What is the number of lines that include the word "under"? Provide only that figure.
━━ Data shown ━━
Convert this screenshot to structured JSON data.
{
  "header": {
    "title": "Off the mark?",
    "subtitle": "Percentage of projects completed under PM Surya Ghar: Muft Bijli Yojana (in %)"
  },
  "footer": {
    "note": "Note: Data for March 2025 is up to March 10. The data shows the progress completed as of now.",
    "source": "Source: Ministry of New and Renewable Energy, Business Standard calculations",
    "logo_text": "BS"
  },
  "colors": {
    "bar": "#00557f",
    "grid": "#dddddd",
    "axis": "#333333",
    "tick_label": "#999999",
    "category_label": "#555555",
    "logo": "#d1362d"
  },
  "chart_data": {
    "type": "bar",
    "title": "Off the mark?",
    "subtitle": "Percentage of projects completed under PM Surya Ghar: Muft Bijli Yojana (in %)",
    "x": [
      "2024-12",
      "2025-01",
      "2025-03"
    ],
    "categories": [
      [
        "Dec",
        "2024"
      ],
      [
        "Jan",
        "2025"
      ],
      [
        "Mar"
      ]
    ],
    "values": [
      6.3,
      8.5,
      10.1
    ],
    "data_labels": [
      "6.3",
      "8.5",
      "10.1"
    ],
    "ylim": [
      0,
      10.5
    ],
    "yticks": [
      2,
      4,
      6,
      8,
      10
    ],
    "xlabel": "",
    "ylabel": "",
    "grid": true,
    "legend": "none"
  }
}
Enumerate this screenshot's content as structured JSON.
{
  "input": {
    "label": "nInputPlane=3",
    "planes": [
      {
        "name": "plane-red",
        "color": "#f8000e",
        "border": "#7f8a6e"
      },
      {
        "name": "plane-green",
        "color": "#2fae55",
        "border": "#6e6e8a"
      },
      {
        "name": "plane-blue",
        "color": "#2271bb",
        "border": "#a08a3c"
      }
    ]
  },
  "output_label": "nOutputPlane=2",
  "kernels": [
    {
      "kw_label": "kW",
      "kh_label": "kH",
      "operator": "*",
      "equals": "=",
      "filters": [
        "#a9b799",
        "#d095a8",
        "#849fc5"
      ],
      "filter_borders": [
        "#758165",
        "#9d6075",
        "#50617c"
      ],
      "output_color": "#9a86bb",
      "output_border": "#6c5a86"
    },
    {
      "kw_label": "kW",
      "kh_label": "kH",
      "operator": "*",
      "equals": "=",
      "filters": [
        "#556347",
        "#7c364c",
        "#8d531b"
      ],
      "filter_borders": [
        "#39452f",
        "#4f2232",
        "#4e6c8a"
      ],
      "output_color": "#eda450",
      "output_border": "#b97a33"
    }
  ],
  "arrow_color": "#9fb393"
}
━━━
Complete response:
2